Reproduce all entries verbatim, with nothing added or dropped.

**Provided entries**

-- -- --

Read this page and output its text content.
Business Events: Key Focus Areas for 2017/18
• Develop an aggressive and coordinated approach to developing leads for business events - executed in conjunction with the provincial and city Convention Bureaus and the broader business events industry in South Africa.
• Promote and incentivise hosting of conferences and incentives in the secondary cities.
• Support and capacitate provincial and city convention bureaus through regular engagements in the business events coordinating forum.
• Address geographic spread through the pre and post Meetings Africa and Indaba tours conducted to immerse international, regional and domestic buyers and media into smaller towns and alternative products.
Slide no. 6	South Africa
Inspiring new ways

-- -- --

**Answer in full**
Read this page and output its text content.
Business Events: Key Focus Areas for 2017/18
• Develop an aggressive and coordinated approach to developing leads for business events - executed in conjunction with the provincial and city Convention Bureaus and the broader business events industry in South Africa.
• Promote and incentivise hosting of conferences and incentives in the secondary cities.
• Support and capacitate provincial and city convention bureaus through regular engagements in the business events coordinating forum.
• Address geographic spread through the pre and post Meetings Africa and Indaba tours conducted to immerse international, regional and domestic buyers and media into smaller towns and alternative products.
Slide no. 6	South Africa
Inspiring new ways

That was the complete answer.